(The task): Return every line below in which "password" appears.

(Dataset records):
_ _ _ _

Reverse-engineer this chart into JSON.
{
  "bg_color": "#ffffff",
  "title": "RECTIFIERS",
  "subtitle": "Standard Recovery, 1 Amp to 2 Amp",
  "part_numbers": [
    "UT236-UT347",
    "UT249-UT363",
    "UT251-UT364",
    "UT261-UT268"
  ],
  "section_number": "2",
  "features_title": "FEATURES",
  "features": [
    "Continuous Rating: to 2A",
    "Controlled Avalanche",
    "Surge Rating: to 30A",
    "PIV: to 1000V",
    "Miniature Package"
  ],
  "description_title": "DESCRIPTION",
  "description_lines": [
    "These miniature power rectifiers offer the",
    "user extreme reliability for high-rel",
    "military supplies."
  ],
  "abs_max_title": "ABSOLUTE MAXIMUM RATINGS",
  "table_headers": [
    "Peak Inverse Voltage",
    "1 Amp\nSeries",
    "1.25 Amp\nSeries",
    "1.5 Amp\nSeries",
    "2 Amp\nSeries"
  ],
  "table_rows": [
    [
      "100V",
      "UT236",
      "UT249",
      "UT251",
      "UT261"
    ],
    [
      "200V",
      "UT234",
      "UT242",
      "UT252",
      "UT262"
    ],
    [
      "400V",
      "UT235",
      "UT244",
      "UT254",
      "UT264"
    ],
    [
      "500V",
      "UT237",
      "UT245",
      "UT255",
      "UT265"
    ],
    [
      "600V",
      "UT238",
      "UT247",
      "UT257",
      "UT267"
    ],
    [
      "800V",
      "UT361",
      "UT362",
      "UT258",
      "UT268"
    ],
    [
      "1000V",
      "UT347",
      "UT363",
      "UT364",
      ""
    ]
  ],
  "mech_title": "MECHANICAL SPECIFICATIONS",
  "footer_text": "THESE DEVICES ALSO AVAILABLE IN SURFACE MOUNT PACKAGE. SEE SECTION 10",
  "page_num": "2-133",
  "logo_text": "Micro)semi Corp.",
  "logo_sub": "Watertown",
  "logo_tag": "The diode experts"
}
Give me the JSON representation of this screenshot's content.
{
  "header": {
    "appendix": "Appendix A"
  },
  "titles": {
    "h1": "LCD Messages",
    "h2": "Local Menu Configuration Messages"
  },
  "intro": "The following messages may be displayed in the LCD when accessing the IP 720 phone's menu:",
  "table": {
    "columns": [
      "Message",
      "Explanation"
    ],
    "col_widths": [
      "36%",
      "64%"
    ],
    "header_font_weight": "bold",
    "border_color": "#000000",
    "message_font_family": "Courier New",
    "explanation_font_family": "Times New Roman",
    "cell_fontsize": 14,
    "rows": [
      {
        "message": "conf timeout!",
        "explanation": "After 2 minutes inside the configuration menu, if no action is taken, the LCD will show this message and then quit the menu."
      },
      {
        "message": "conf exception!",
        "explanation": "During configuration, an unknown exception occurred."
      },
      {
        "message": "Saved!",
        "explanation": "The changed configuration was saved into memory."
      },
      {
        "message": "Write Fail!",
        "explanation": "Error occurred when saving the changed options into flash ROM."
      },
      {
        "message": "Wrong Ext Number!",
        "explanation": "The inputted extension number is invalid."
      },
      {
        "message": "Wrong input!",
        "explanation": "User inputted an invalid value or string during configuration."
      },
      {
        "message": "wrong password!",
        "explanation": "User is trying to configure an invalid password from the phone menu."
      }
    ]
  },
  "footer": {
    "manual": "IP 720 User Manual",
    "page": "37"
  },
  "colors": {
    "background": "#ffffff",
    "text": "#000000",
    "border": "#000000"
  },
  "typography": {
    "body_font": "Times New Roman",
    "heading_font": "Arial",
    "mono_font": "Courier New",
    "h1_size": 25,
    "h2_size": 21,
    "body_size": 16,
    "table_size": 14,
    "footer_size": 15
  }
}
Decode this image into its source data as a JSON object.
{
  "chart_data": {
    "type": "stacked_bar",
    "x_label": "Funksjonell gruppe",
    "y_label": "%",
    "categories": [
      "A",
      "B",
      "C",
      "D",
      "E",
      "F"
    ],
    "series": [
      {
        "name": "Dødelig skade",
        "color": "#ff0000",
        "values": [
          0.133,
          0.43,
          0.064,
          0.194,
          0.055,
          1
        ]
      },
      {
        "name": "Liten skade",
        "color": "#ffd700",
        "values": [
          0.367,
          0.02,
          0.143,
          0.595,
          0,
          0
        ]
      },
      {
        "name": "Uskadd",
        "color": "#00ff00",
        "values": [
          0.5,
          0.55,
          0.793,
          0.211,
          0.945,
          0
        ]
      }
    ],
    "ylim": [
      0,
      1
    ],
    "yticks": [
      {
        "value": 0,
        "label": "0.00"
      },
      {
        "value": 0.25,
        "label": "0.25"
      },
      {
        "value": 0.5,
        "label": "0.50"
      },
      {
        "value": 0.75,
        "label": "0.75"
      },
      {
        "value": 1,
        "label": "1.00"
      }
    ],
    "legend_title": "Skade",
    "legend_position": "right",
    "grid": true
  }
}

_ _ _ _

(Correct output):
        "message": "wrong password!",
        "explanation": "User is trying to configure an invalid password from the phone menu."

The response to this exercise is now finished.